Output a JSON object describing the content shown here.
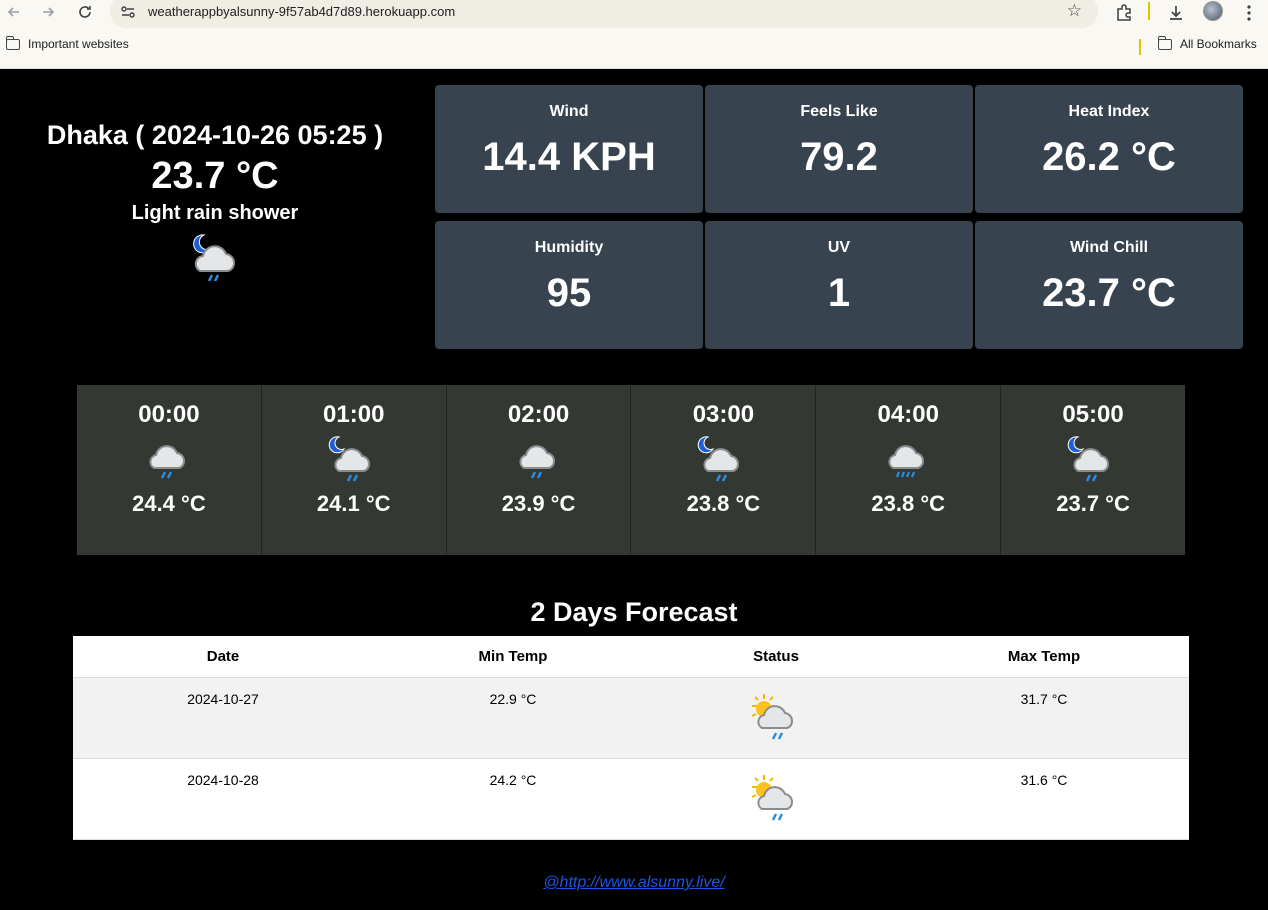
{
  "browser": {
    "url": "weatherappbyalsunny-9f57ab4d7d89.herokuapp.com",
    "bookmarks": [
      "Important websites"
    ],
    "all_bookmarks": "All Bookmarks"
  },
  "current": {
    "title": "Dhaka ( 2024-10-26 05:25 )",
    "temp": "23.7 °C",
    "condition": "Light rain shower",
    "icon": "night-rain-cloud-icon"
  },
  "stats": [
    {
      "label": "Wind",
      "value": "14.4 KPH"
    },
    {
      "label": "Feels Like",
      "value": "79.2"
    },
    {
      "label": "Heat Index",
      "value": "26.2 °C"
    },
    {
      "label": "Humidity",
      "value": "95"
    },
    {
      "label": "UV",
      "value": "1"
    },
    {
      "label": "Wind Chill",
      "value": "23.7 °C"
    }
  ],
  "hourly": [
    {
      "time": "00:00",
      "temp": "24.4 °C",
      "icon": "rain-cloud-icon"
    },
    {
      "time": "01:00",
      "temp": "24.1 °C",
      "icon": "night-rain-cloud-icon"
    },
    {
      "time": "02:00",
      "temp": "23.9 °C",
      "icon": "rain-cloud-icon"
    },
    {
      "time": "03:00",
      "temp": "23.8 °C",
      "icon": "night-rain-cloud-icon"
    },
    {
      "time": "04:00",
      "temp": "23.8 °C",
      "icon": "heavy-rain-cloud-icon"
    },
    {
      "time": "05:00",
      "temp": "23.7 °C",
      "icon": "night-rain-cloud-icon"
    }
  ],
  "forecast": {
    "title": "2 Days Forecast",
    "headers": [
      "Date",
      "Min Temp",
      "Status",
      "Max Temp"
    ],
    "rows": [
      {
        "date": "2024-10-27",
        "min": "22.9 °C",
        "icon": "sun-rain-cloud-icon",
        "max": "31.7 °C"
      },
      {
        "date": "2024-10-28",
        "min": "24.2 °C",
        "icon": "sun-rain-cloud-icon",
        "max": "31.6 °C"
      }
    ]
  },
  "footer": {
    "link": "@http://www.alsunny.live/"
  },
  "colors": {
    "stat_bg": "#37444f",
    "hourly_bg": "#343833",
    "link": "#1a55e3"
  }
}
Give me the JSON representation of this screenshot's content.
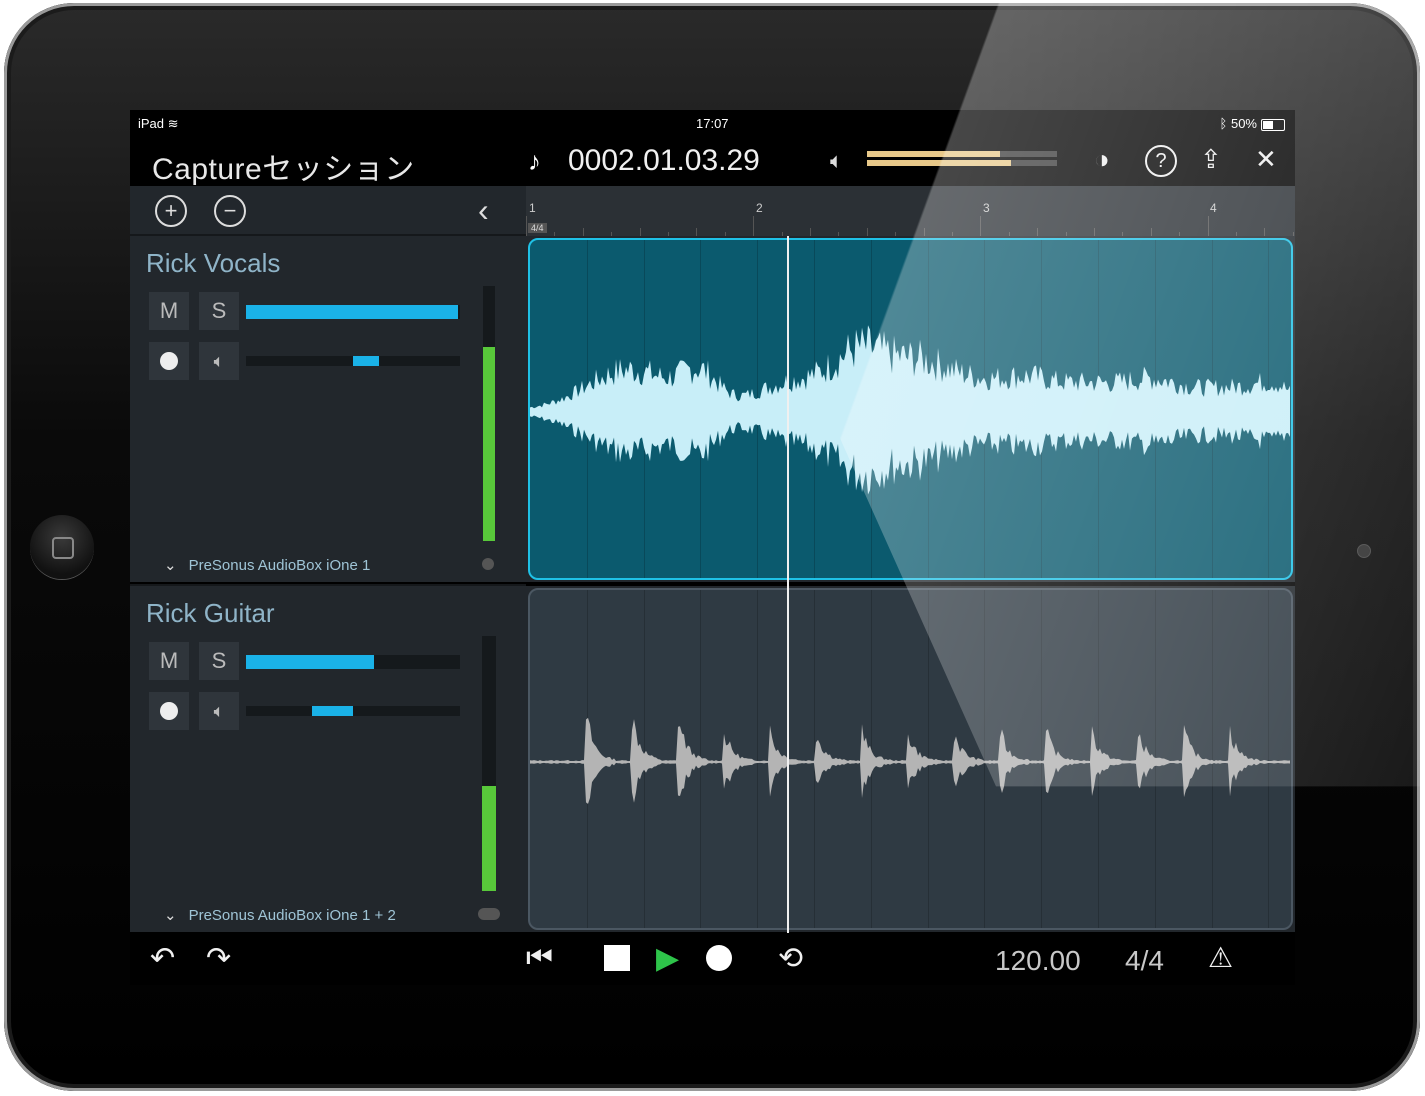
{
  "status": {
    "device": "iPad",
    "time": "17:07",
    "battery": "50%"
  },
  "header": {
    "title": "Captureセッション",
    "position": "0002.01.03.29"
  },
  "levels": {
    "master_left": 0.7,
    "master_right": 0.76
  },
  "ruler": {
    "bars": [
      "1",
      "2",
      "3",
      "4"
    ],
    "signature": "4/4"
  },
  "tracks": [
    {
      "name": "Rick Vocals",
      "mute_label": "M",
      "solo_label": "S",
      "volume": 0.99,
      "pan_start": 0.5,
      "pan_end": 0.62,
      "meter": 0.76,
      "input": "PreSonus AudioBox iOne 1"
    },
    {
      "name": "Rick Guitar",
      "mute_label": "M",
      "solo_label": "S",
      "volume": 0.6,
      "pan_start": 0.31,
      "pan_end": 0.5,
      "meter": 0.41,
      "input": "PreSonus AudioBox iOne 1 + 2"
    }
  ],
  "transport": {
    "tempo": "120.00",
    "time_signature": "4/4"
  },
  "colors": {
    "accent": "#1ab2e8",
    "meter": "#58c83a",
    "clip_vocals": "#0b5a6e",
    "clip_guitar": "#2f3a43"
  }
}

GIVEN TASK:
Pull out each line of the entries that contains "title".

REPLY:
    "title": "Dhaka ( 2024-10-26 05:25 )",
    "title": "2 Days Forecast",
    "title": "Captureセッション",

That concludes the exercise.